**REQUEST A**
Render the listing as a numbered list with blank lines omitted. Begin at the line that has "column-divider <box>282 88 283 324</box>" and stop after the line that has "course-name: Kristen tro, etikk".

====== SELECTION ======

- Post consideration of the interim report submitted by the HR Khan working group, SEBI has recently released two circulars for FPIs – one dealing with eligibility criteria for new and existing FPIs that have NRI participation and the other dealing with KYC norms for all FPIs.
- The Eligibility Circular delinks PMLA Rules from eligibility and prescribes rules for NRI / OCI / RI participation in and management and control of FPIs. Provides welcome clarity on grey areas raised by a previous circular issued in April.
- The KYC Circular prescribes PMLA Rules and additional SEBI stipulations to identify beneficial owners of FPIs. The additional SEBI rules have the potential to create confusion.
The Securities and Exchange Board of India (“SEBI”) has recently issued two circulars1 (“Circulars”) with relation to foreign portfolio investors (“FPIs”) registered under the SEBI (Foreign Portfolio Investors) Regulations, 2014 (“FPI Regulations”) – one in relation to Know Your Client (“KYC”) requirements2(“KYC Circular”) and the other in relation to eligibility conditions3 (“Eligibility Circular”). The Circulars were issued in supersession of a previous SEBI circular issued on April 10, 20184 (“April Circular”), which was the subject of significant representations made by various stakeholders for the potentially adverse impact on participation in and management and control of FPIs by Non-Resident Indians (“NRIs”), Overseas Citizens of India (“OCI”)5 and Resident Indians (“RIs”).
SEBI issued the April Circular seeking to clarify the process of identifying beneficial owners (“BOs”) for FPIs. It employed standards laid down under India’s money laundering laws, specifically the Prevention of Money-laundering (Maintenance of Records) Rules, 2005 (“PMLA Rules”), to identify BOs and used such standards to prohibit RIs, NRIs and OCIs from being BOs of FPIs. The PMLA Rules prescribe a dual test based on (i) economic participation and (ii) control, to identify BOs for certain prevalent investment vehicle formats, such as companies and trusts. A key (though seemingly unintended) consequence of the April Circular was that NRIs / OCIs / RIs were prohibited from managing FPIs even in cases where they had taken appropriate regulatory approval to engage in such activities (including, in some cases, from SEBI itself). This issue, along with related complications brought about by the April Circular, were raised by various stakeholders with SEBI.6
SEBI has constituted a working group under the chairmanship of H.R. Khan (former deputy governor of the Reserve Bank of India) (“Working group”) to look into the FPI Regulations.7 Subsequent to the aforesaid representations, SEBI referred the issues arising out of the April Circular to the Working Group. The Working Group issued an interim report on September 8, 2018 (“Khan Report”). SEBI held its Board meeting on September 18, 2018, which was followed by the issuance of the Circulars. SEBI noted that PMLA Rules should be made applicable for KYC but not for restricting ownership or control of FPIs. Hence, the two separate Circulars viz. the KYC Circular and the Eligibility Circular were issued.

====== SOURCE RECORDS ======

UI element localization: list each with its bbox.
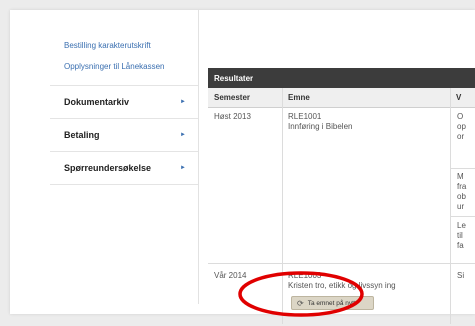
column-divider <box>282 88 283 324</box>
semester-cell: Vår 2014 <box>214 271 247 280</box>
sidebar-item-label: Dokumentarkiv <box>64 97 130 107</box>
v-cell-text: Le <box>457 221 466 230</box>
sidebar-item-dokumentarkiv[interactable]: Dokumentarkiv ► <box>50 85 198 118</box>
v-cell-text: Si <box>457 271 465 280</box>
retake-course-button[interactable]: ⟳ Ta emnet på nytt <box>291 296 374 310</box>
v-cell-text: op <box>457 122 466 131</box>
link-transcript-order[interactable]: Bestilling karakterutskrift <box>64 41 151 50</box>
v-cell-text: or <box>457 132 465 141</box>
column-header-semester: Semester <box>208 88 282 108</box>
results-title: Resultater <box>208 68 475 88</box>
sidebar-item-sporreundersokelse[interactable]: Spørreundersøkelse ► <box>50 151 198 184</box>
sidebar: Bestilling karakterutskrift Opplysninger… <box>50 10 199 304</box>
v-cell-text: ob <box>457 192 466 201</box>
retake-course-label: Ta emnet på nytt <box>307 299 356 307</box>
chevron-right-icon: ► <box>180 165 186 171</box>
column-header-emne: Emne <box>282 88 450 108</box>
v-cell-text: fa <box>457 241 464 250</box>
v-cell-text: fra <box>457 182 467 191</box>
course-code: RLE1001 <box>288 112 322 121</box>
course-code: RLE1003 <box>288 271 322 280</box>
sidebar-item-label: Betaling <box>64 130 100 140</box>
row-divider <box>450 216 475 217</box>
v-cell-text: til <box>457 231 463 240</box>
sidebar-item-label: Spørreundersøkelse <box>64 163 152 173</box>
v-cell-text: ur <box>457 202 465 211</box>
link-lanekassen-info[interactable]: Opplysninger til Lånekassen <box>64 62 165 71</box>
sidebar-item-betaling[interactable]: Betaling ► <box>50 118 198 151</box>
results-table: Resultater Semester Emne V Høst 2013 RLE… <box>208 68 475 324</box>
row-divider <box>208 263 475 264</box>
v-cell-text: M <box>457 172 464 181</box>
course-name: Kristen tro, etikk og livssyn ing <box>288 281 396 290</box>
refresh-icon: ⟳ <box>297 298 304 308</box>
v-cell-text: O <box>457 112 464 121</box>
chevron-right-icon: ► <box>180 99 186 105</box>
semester-cell: Høst 2013 <box>214 112 251 121</box>
chevron-right-icon: ► <box>180 132 186 138</box>
page-sheet: Bestilling karakterutskrift Opplysninger… <box>10 10 475 324</box>
sidebar-divider <box>50 184 198 185</box>
column-divider <box>450 88 451 324</box>
row-divider <box>450 168 475 169</box>
course-name: Innføring i Bibelen <box>288 122 353 131</box>
column-header-v: V <box>450 88 475 108</box>
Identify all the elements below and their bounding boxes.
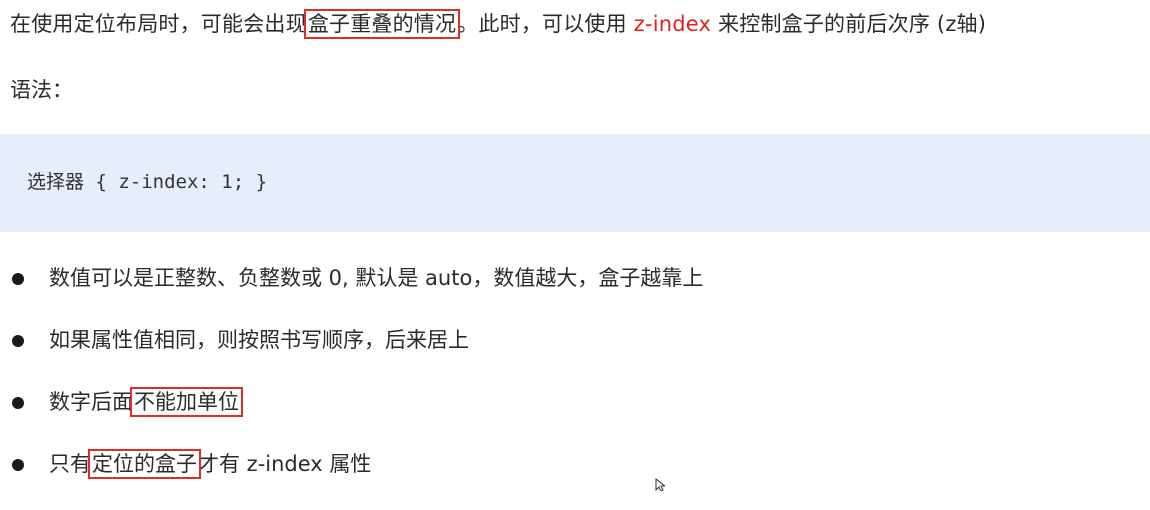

======

**REQUEST B**
Carry the article on SEBI's circulars for foreign portfolio investors forward from its final paragraph.

**TASK ANSWER A**
1. column-divider <box>282 88 283 324</box>
2. semester-cell: Vår 2014 <box>214 271 247 280</box>
3. sidebar-item-label: Dokumentarkiv <box>64 97 130 107</box>
4. v-cell-text: Le <box>457 221 466 230</box>
5. sidebar-item-dokumentarkiv[interactable]: Dokumentarkiv ► <box>50 85 198 118</box>
6. v-cell-text: Si <box>457 271 465 280</box>
7. retake-course-button[interactable]: ⟳ Ta emnet på nytt <box>291 296 374 310</box>
8. v-cell-text: op <box>457 122 466 131</box>
9. link-transcript-order[interactable]: Bestilling karakterutskrift <box>64 41 151 50</box>
10. v-cell-text: or <box>457 132 465 141</box>
11. column-header-semester: Semester <box>208 88 282 108</box>
12. results-title: Resultater <box>208 68 475 88</box>
13. sidebar-item-sporreundersokelse[interactable]: Spørreundersøkelse ► <box>50 151 198 184</box>
14. sidebar: Bestilling karakterutskrift Opplysninger… <box>50 10 199 304</box>
15. v-cell-text: ob <box>457 192 466 201</box>
16. retake-course-label: Ta emnet på nytt <box>307 299 356 307</box>
17. chevron-right-icon: ► <box>180 165 186 171</box>
18. column-header-emne: Emne <box>282 88 450 108</box>
19. v-cell-text: fa <box>457 241 464 250</box>
20. v-cell-text: fra <box>457 182 467 191</box>
21. course-code: RLE1001 <box>288 112 322 121</box>
22. course-code: RLE1003 <box>288 271 322 280</box>
23. sidebar-item-label: Betaling <box>64 130 100 140</box>
24. row-divider <box>450 216 475 217</box>
25. v-cell-text: til <box>457 231 463 240</box>
26. sidebar-item-label: Spørreundersøkelse <box>64 163 152 173</box>
27. v-cell-text: ur <box>457 202 465 211</box>
28. link-lanekassen-info[interactable]: Opplysninger til Lånekassen <box>64 62 165 71</box>
29. sidebar-item-betaling[interactable]: Betaling ► <box>50 118 198 151</box>
30. results-table: Resultater Semester Emne V Høst 2013 RLE… <box>208 68 475 324</box>
31. row-divider <box>208 263 475 264</box>
32. v-cell-text: M <box>457 172 464 181</box>
33. course-name: Kristen tro, etikk og livssyn ing <box>288 281 396 290</box>

**TASK ANSWER B**
I. Eligibility Circular:
SEBI has broadly accepted the recommendations of the Khan Report in the Eligibility Circular. The following analyses certain key features.
NRI / OCI / RI participation: The Eligibility Circular provides that participation by a single NRI / OCI / RI (including those of an NRI / OCI / RI controlled investment manager) should be restricted to 25% and in aggregate to below 50%. SEBI has clarified that the above limits will not apply to FPIs investing only in mutual funds in India. Further, The Eligibility Circular also allows participation by RIs, through the Liberalised Remittance Scheme approved by the RBI, in FPIs that are global funds that have an India exposure of less than 50%.
By stipulating the above limits for NRI / OCI / RI participation as described above, SEBI has acknowledged the role played by such participants in foreign exchange inflows into India. The Khan Report, pursuant to representations from the industry that all NRI / OCI / RI money not be painted with a broad brush as being proceeds from money laundering, had recommended the delinking of the application of the PMLA Rules from eligibility conditions and recommended the aforesaid limits. SEBI has admirably followed through on the Khan Report’s recommendation in this aspect. This represents a significant roll back of the April Circular and must be highly appreciated.
Moreover, it appears that SEBI has recognized the global industry practice of GP sponsor commitment and the commercial imperative for such participation by NRI / OCI / RI controlled investment managers by explicitly including such participation in the limits prescribed. Also, by permitting RI investments into global funds with less than 50% India allocation, SEBI seems to be encouraging Indian residents to manage global pools of capital as well as participation in global funds.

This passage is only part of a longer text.